Information supplied

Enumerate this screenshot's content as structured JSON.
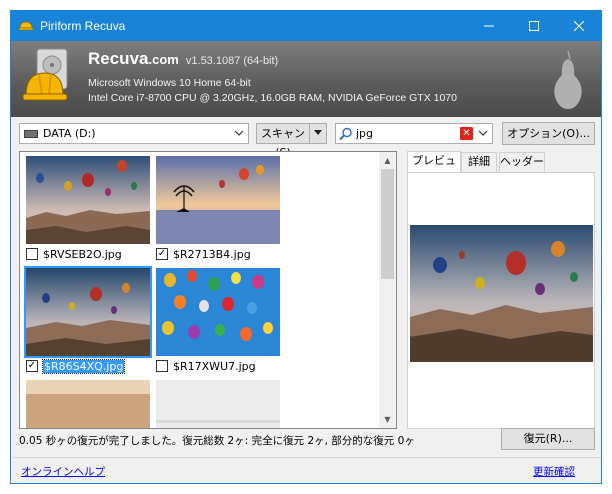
{
  "window": {
    "title": "Piriform Recuva"
  },
  "header": {
    "brand_name": "Recuva",
    "brand_tld": ".com",
    "version": "v1.53.1087 (64-bit)",
    "os_line": "Microsoft Windows 10 Home 64-bit",
    "hw_line": "Intel Core i7-8700 CPU @ 3.20GHz, 16.0GB RAM, NVIDIA GeForce GTX 1070"
  },
  "toolbar": {
    "drive": "DATA (D:)",
    "scan_label": "スキャン(S)",
    "search_value": "jpg",
    "options_label": "オプション(O)..."
  },
  "files": [
    {
      "name": "$RVSEB2O.jpg",
      "checked": false,
      "selected": false
    },
    {
      "name": "$R2713B4.jpg",
      "checked": true,
      "selected": false
    },
    {
      "name": "$R86S4XQ.jpg",
      "checked": true,
      "selected": true
    },
    {
      "name": "$R17XWU7.jpg",
      "checked": false,
      "selected": false
    }
  ],
  "preview": {
    "tabs": [
      "プレビュー",
      "詳細",
      "ヘッダー"
    ],
    "active_tab": 0
  },
  "status": {
    "text": "0.05 秒ヶの復元が完了しました。復元総数 2ヶ: 完全に復元 2ヶ, 部分的な復元 0ヶ",
    "recover_label": "復元(R)..."
  },
  "footer": {
    "help_link": "オンラインヘルプ",
    "update_link": "更新確認"
  },
  "colors": {
    "titlebar": "#1883d7",
    "selection": "#3399ff",
    "link": "#0000ee",
    "clear_red": "#e0231b"
  }
}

Task details
None of the pictures should appear; repeat the records exactly otherwise.

Output of the exercise
Enumerate this screenshot's content as structured JSON.
{
  "window": {
    "title": "Piriform Recuva"
  },
  "header": {
    "brand_name": "Recuva",
    "brand_tld": ".com",
    "version": "v1.53.1087 (64-bit)",
    "os_line": "Microsoft Windows 10 Home 64-bit",
    "hw_line": "Intel Core i7-8700 CPU @ 3.20GHz, 16.0GB RAM, NVIDIA GeForce GTX 1070"
  },
  "toolbar": {
    "drive": "DATA (D:)",
    "scan_label": "スキャン(S)",
    "search_value": "jpg",
    "options_label": "オプション(O)..."
  },
  "files": [
    {
      "name": "$RVSEB2O.jpg",
      "checked": false,
      "selected": false
    },
    {
      "name": "$R2713B4.jpg",
      "checked": true,
      "selected": false
    },
    {
      "name": "$R86S4XQ.jpg",
      "checked": true,
      "selected": true
    },
    {
      "name": "$R17XWU7.jpg",
      "checked": false,
      "selected": false
    }
  ],
  "preview": {
    "tabs": [
      "プレビュー",
      "詳細",
      "ヘッダー"
    ],
    "active_tab": 0
  },
  "status": {
    "text": "0.05 秒ヶの復元が完了しました。復元総数 2ヶ: 完全に復元 2ヶ, 部分的な復元 0ヶ",
    "recover_label": "復元(R)..."
  },
  "footer": {
    "help_link": "オンラインヘルプ",
    "update_link": "更新確認"
  },
  "colors": {
    "titlebar": "#1883d7",
    "selection": "#3399ff",
    "link": "#0000ee",
    "clear_red": "#e0231b"
  }
}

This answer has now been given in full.